Aim of the task: Every line that holds the string "compartment" is to be identified and copied.

Recorded information:
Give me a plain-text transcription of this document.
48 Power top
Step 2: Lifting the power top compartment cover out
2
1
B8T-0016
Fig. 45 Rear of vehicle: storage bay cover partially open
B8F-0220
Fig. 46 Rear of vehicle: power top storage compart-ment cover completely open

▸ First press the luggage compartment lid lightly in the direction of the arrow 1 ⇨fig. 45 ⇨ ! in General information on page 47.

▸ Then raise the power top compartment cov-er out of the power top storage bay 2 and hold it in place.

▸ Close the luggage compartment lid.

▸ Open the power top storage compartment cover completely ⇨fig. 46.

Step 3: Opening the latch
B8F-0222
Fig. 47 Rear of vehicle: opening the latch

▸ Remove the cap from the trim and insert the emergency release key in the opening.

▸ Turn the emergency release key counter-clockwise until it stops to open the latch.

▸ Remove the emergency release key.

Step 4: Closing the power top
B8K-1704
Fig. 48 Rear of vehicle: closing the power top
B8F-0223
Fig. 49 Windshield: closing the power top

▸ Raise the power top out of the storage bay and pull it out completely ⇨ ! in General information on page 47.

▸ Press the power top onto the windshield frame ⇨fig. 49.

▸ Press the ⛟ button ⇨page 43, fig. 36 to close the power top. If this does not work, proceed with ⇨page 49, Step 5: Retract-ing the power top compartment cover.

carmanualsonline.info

Written solution:
Step 2: Lifting the power top compartment cover out
▸ First press the luggage compartment lid lightly in the direction of the arrow 1 ⇨fig. 45 ⇨ ! in General information on page 47.
▸ Then raise the power top compartment cov-er out of the power top storage bay 2 and hold it in place.
▸ Close the luggage compartment lid.
▸ Open the power top storage compartment cover completely ⇨fig. 46.
▸ Press the ⛟ button ⇨page 43, fig. 36 to close the power top. If this does not work, proceed with ⇨page 49, Step 5: Retract-ing the power top compartment cover.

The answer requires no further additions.